* [Instructions for the task]:
Make a tally of the lines in the records that include the string "ylabel", and give only that number.

* [The data]:
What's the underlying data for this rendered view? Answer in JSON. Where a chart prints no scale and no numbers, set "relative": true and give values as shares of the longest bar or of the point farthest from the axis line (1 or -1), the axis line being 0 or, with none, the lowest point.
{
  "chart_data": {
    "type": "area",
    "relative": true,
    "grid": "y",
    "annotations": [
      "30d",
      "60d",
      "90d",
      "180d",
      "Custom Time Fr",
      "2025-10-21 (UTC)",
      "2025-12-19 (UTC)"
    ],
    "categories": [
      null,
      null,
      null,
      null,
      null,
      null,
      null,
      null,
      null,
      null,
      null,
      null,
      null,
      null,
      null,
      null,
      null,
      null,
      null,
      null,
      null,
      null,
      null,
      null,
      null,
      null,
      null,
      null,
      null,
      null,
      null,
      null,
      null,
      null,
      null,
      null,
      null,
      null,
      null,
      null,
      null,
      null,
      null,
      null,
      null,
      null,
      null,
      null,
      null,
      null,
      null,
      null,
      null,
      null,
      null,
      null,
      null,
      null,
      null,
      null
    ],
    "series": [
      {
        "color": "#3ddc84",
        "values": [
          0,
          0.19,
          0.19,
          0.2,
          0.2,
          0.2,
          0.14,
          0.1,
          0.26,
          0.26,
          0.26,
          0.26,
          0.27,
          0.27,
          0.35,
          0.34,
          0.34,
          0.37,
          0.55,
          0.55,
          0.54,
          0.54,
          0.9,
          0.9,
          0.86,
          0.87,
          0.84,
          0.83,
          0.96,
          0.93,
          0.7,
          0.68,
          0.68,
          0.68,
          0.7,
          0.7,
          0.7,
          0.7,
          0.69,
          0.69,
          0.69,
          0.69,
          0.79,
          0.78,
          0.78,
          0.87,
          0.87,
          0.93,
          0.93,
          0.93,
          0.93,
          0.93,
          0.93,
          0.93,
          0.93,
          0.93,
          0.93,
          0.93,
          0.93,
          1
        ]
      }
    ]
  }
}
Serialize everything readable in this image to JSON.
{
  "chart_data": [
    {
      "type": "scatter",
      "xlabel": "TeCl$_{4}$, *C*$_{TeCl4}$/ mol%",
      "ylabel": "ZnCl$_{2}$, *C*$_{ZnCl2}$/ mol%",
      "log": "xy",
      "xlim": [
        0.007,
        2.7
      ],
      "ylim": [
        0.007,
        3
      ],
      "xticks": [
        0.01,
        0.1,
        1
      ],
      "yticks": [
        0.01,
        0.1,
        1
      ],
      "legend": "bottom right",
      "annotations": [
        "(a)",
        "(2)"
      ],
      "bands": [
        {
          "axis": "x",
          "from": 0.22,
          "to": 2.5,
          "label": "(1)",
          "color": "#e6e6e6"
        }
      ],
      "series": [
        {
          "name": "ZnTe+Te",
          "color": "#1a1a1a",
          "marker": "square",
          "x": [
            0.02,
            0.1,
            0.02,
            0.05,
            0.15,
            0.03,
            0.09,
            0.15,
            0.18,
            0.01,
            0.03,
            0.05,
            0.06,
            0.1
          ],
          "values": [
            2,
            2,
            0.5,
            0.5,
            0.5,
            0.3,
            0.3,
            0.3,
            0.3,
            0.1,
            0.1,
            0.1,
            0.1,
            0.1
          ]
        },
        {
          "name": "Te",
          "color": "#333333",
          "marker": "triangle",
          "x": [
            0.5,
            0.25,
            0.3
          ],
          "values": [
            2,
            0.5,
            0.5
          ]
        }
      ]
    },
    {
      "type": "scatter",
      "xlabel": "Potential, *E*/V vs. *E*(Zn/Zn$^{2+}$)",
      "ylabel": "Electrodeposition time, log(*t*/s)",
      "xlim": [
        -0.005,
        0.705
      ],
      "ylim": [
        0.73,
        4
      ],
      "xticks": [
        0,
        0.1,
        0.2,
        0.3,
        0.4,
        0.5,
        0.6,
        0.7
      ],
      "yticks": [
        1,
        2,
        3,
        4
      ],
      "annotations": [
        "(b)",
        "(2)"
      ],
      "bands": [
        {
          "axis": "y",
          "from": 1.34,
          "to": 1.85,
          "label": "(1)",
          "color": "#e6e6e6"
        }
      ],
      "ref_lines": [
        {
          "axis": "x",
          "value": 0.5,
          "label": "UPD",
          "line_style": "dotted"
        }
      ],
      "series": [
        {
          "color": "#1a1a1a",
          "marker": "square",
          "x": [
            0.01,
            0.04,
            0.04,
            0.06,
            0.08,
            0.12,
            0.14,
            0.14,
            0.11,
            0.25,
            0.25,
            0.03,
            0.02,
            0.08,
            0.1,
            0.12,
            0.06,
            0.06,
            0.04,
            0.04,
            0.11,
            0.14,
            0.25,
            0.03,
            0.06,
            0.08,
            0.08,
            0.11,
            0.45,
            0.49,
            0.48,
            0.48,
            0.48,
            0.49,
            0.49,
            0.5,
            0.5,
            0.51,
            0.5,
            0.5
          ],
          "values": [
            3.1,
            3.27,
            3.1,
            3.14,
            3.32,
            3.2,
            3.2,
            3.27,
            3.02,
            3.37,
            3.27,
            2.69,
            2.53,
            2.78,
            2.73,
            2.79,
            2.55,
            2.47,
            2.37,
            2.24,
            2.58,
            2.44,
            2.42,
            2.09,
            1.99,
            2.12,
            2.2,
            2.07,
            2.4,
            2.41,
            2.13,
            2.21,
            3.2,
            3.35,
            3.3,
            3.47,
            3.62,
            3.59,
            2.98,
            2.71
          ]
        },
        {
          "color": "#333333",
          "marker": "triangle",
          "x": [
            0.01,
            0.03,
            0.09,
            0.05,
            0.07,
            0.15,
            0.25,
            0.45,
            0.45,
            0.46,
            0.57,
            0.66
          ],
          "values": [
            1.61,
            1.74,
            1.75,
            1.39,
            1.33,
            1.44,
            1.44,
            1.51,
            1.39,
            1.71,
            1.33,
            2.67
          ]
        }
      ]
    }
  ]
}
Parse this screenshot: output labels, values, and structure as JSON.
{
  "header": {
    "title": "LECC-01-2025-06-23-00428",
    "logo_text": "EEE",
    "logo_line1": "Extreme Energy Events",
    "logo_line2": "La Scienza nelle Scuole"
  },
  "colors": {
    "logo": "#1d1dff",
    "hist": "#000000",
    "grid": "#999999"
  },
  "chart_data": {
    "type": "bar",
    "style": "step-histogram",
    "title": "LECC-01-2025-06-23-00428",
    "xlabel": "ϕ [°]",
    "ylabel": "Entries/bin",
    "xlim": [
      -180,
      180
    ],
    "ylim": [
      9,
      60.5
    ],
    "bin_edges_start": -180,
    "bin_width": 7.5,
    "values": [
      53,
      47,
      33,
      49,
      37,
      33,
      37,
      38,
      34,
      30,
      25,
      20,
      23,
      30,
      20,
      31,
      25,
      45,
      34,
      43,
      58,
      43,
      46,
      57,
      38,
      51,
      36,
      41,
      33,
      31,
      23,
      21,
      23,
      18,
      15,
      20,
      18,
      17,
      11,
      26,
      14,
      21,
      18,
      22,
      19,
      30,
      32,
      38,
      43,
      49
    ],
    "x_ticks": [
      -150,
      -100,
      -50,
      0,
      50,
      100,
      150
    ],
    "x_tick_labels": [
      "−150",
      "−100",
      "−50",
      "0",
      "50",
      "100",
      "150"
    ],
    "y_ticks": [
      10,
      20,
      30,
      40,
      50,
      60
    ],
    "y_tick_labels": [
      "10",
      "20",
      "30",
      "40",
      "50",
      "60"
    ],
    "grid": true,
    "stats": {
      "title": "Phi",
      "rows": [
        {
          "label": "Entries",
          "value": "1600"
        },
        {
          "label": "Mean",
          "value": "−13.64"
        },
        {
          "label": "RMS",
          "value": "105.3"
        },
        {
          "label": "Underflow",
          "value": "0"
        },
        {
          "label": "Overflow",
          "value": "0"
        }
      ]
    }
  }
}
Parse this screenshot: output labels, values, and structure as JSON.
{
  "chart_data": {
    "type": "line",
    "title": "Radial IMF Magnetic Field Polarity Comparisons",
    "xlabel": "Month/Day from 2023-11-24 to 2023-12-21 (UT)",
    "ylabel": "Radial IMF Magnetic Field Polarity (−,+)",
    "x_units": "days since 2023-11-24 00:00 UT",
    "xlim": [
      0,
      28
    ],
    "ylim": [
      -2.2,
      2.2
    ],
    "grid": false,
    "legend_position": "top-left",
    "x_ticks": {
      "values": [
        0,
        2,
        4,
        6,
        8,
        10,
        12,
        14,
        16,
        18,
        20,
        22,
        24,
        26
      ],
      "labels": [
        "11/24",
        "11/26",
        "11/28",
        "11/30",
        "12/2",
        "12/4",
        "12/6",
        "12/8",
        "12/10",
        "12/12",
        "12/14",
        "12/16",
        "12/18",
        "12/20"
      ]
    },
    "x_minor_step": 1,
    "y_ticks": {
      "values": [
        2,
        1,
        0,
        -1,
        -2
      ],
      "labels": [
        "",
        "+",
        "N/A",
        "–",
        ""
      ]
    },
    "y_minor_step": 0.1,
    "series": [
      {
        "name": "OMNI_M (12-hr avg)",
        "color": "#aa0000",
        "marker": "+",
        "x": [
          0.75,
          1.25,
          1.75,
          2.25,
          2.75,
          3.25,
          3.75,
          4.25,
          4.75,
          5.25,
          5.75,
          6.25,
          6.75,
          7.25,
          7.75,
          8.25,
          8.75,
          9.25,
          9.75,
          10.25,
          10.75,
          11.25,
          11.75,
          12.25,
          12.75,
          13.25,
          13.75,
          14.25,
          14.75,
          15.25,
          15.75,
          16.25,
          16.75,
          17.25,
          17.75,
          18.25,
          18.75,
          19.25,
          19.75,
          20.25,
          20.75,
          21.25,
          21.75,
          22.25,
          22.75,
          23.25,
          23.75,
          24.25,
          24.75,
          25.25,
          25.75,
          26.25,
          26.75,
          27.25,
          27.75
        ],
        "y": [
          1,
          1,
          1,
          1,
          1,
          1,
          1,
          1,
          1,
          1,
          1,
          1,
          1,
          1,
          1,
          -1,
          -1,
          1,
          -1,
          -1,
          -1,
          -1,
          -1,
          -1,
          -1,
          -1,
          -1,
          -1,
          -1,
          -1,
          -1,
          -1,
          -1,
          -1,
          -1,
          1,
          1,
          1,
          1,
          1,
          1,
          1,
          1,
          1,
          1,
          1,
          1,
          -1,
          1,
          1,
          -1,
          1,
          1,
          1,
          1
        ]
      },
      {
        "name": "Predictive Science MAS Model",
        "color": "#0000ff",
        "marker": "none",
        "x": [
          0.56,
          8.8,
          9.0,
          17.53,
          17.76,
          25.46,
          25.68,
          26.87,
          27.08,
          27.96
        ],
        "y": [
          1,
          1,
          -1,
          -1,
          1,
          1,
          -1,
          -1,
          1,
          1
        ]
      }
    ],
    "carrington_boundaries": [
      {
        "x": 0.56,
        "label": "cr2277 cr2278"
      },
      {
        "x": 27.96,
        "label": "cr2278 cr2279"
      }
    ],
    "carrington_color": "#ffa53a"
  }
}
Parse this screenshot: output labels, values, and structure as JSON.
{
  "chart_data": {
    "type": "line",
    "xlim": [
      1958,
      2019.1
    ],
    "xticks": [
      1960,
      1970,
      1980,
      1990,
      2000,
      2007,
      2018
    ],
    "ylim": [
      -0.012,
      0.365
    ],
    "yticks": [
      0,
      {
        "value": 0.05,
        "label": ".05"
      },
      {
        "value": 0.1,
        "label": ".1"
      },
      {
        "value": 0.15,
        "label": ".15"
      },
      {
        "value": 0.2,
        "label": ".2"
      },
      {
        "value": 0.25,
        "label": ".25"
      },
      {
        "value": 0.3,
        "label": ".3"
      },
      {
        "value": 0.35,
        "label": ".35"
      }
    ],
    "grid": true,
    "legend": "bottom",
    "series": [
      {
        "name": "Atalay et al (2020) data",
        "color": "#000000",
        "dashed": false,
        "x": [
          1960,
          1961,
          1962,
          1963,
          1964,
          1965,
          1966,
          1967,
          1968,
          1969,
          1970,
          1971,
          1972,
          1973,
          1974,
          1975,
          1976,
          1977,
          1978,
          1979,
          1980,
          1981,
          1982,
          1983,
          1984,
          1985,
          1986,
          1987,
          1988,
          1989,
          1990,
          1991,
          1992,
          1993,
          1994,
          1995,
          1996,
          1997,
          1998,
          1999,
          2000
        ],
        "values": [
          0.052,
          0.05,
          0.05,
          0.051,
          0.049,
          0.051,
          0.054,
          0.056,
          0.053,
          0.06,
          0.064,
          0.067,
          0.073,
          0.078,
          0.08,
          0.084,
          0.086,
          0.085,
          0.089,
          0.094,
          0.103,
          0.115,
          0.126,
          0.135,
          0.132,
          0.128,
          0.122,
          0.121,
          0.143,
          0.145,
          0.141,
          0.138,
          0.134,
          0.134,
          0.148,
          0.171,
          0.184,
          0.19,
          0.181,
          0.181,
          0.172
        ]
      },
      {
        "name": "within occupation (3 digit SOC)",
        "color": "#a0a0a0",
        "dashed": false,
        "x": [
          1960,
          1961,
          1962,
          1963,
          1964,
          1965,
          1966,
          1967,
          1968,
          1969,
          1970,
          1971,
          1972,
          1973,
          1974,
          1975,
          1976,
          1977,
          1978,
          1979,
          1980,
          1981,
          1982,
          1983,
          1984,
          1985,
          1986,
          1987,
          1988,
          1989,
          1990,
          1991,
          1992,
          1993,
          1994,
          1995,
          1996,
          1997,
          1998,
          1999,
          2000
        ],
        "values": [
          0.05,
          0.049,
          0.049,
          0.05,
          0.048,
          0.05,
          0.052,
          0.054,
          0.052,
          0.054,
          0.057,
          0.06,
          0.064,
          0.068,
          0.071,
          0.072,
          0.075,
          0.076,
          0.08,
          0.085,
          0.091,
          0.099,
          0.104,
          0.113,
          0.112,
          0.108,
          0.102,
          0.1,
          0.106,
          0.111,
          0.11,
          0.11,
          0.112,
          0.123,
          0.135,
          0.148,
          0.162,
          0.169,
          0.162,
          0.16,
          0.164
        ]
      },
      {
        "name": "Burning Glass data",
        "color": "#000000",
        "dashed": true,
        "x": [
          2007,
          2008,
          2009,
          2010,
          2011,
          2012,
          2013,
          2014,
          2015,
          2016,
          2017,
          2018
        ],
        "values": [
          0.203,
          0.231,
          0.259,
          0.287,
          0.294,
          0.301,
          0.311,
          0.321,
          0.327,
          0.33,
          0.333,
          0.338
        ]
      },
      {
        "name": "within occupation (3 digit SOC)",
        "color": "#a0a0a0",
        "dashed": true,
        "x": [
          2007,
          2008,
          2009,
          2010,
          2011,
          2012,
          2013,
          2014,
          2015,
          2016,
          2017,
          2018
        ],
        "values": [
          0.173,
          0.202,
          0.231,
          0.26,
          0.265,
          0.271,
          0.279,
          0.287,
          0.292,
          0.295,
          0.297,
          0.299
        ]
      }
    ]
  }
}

* [Result of the exercise]:
4